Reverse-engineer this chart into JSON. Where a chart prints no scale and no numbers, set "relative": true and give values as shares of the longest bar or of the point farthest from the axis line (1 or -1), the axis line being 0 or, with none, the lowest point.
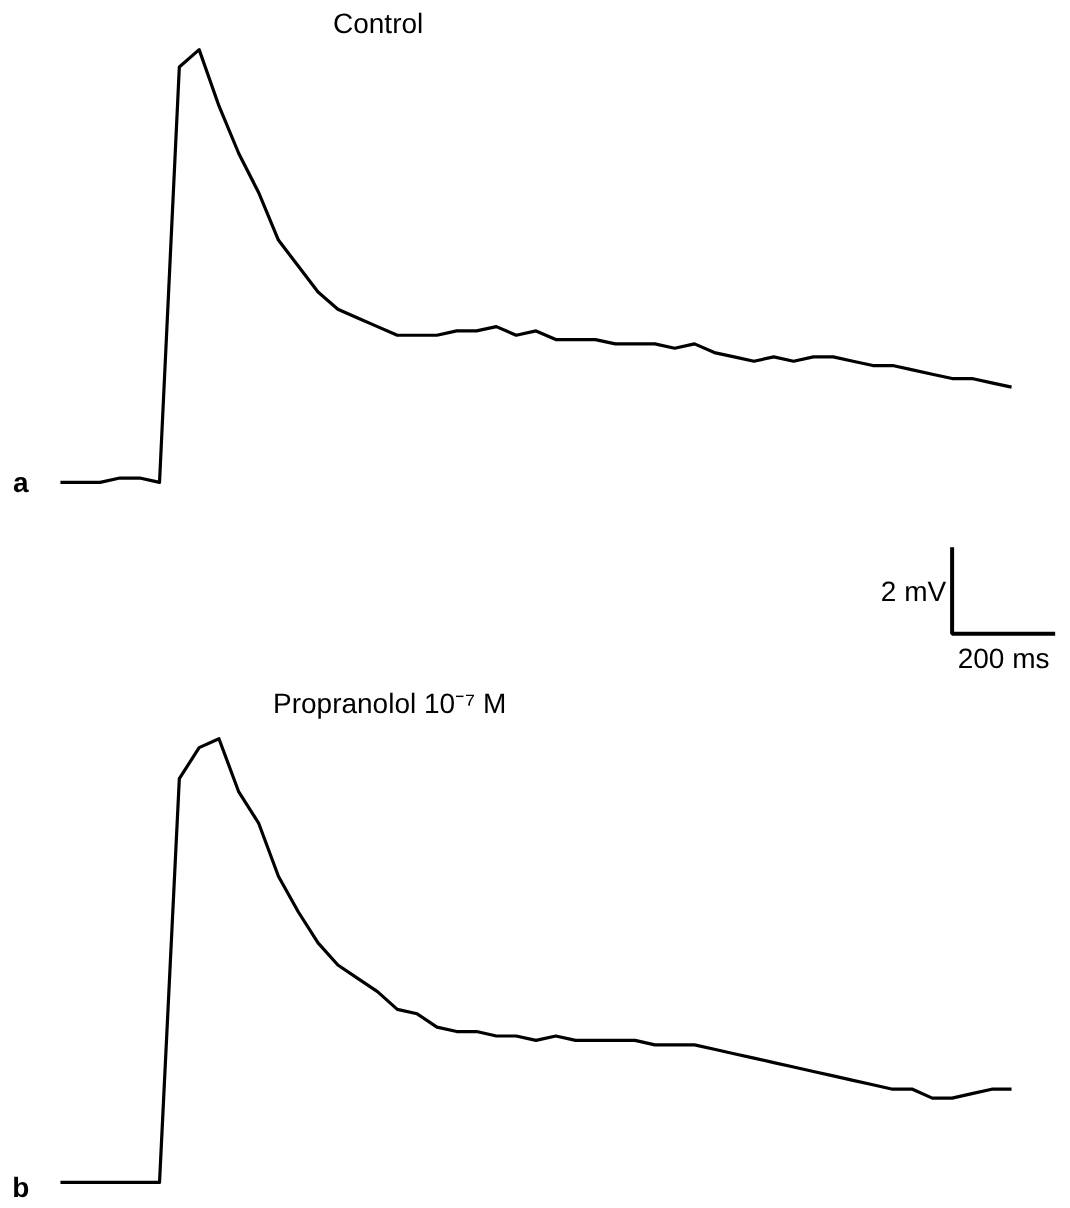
{
  "chart_data": [
    {
      "type": "line",
      "title": "Control",
      "relative": true,
      "color": "#000000",
      "annotations": [
        "a",
        "2 mV",
        "200 ms"
      ],
      "grid": false,
      "categories": [
        null,
        null,
        null,
        null,
        null,
        null,
        null,
        null,
        null,
        null,
        null,
        null,
        null,
        null,
        null,
        null,
        null,
        null,
        null,
        null,
        null,
        null,
        null,
        null,
        null,
        null,
        null,
        null,
        null,
        null,
        null,
        null,
        null,
        null,
        null,
        null,
        null,
        null,
        null,
        null,
        null,
        null,
        null,
        null,
        null,
        null,
        null,
        null,
        null
      ],
      "values": [
        0,
        0,
        0,
        0.01,
        0.01,
        0,
        0.96,
        1.0,
        0.87,
        0.76,
        0.67,
        0.56,
        0.5,
        0.44,
        0.4,
        0.38,
        0.36,
        0.34,
        0.34,
        0.34,
        0.35,
        0.35,
        0.36,
        0.34,
        0.35,
        0.33,
        0.33,
        0.33,
        0.32,
        0.32,
        0.32,
        0.31,
        0.32,
        0.3,
        0.29,
        0.28,
        0.29,
        0.28,
        0.29,
        0.29,
        0.28,
        0.27,
        0.27,
        0.26,
        0.25,
        0.24,
        0.24,
        0.23,
        0.22
      ]
    },
    {
      "type": "line",
      "title": "Propranolol 10⁻⁷ M",
      "relative": true,
      "color": "#000000",
      "annotations": [
        "b"
      ],
      "grid": false,
      "categories": [
        null,
        null,
        null,
        null,
        null,
        null,
        null,
        null,
        null,
        null,
        null,
        null,
        null,
        null,
        null,
        null,
        null,
        null,
        null,
        null,
        null,
        null,
        null,
        null,
        null,
        null,
        null,
        null,
        null,
        null,
        null,
        null,
        null,
        null,
        null,
        null,
        null,
        null,
        null,
        null,
        null,
        null,
        null,
        null,
        null,
        null,
        null,
        null,
        null
      ],
      "values": [
        0,
        0,
        0,
        0,
        0,
        0,
        0.91,
        0.98,
        1.0,
        0.88,
        0.81,
        0.69,
        0.61,
        0.54,
        0.49,
        0.46,
        0.43,
        0.39,
        0.38,
        0.35,
        0.34,
        0.34,
        0.33,
        0.33,
        0.32,
        0.33,
        0.32,
        0.32,
        0.32,
        0.32,
        0.31,
        0.31,
        0.31,
        0.3,
        0.29,
        0.28,
        0.27,
        0.26,
        0.25,
        0.24,
        0.23,
        0.22,
        0.21,
        0.21,
        0.19,
        0.19,
        0.2,
        0.21,
        0.21
      ]
    }
  ]
}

^^^^^^^^

(Instructions for the task): Every record above should be transcribed exactly; the pictures stay out of the copy.

(Response to the task):
Reverse-engineer this chart into JSON. Where a chart prints no scale and no numbers, set "relative": true and give values as shares of the longest bar or of the point farthest from the axis line (1 or -1), the axis line being 0 or, with none, the lowest point.
{
  "chart_data": [
    {
      "type": "line",
      "title": "Control",
      "relative": true,
      "color": "#000000",
      "annotations": [
        "a",
        "2 mV",
        "200 ms"
      ],
      "grid": false,
      "categories": [
        null,
        null,
        null,
        null,
        null,
        null,
        null,
        null,
        null,
        null,
        null,
        null,
        null,
        null,
        null,
        null,
        null,
        null,
        null,
        null,
        null,
        null,
        null,
        null,
        null,
        null,
        null,
        null,
        null,
        null,
        null,
        null,
        null,
        null,
        null,
        null,
        null,
        null,
        null,
        null,
        null,
        null,
        null,
        null,
        null,
        null,
        null,
        null,
        null
      ],
      "values": [
        0,
        0,
        0,
        0.01,
        0.01,
        0,
        0.96,
        1.0,
        0.87,
        0.76,
        0.67,
        0.56,
        0.5,
        0.44,
        0.4,
        0.38,
        0.36,
        0.34,
        0.34,
        0.34,
        0.35,
        0.35,
        0.36,
        0.34,
        0.35,
        0.33,
        0.33,
        0.33,
        0.32,
        0.32,
        0.32,
        0.31,
        0.32,
        0.3,
        0.29,
        0.28,
        0.29,
        0.28,
        0.29,
        0.29,
        0.28,
        0.27,
        0.27,
        0.26,
        0.25,
        0.24,
        0.24,
        0.23,
        0.22
      ]
    },
    {
      "type": "line",
      "title": "Propranolol 10⁻⁷ M",
      "relative": true,
      "color": "#000000",
      "annotations": [
        "b"
      ],
      "grid": false,
      "categories": [
        null,
        null,
        null,
        null,
        null,
        null,
        null,
        null,
        null,
        null,
        null,
        null,
        null,
        null,
        null,
        null,
        null,
        null,
        null,
        null,
        null,
        null,
        null,
        null,
        null,
        null,
        null,
        null,
        null,
        null,
        null,
        null,
        null,
        null,
        null,
        null,
        null,
        null,
        null,
        null,
        null,
        null,
        null,
        null,
        null,
        null,
        null,
        null,
        null
      ],
      "values": [
        0,
        0,
        0,
        0,
        0,
        0,
        0.91,
        0.98,
        1.0,
        0.88,
        0.81,
        0.69,
        0.61,
        0.54,
        0.49,
        0.46,
        0.43,
        0.39,
        0.38,
        0.35,
        0.34,
        0.34,
        0.33,
        0.33,
        0.32,
        0.33,
        0.32,
        0.32,
        0.32,
        0.32,
        0.31,
        0.31,
        0.31,
        0.3,
        0.29,
        0.28,
        0.27,
        0.26,
        0.25,
        0.24,
        0.23,
        0.22,
        0.21,
        0.21,
        0.19,
        0.19,
        0.2,
        0.21,
        0.21
      ]
    }
  ]
}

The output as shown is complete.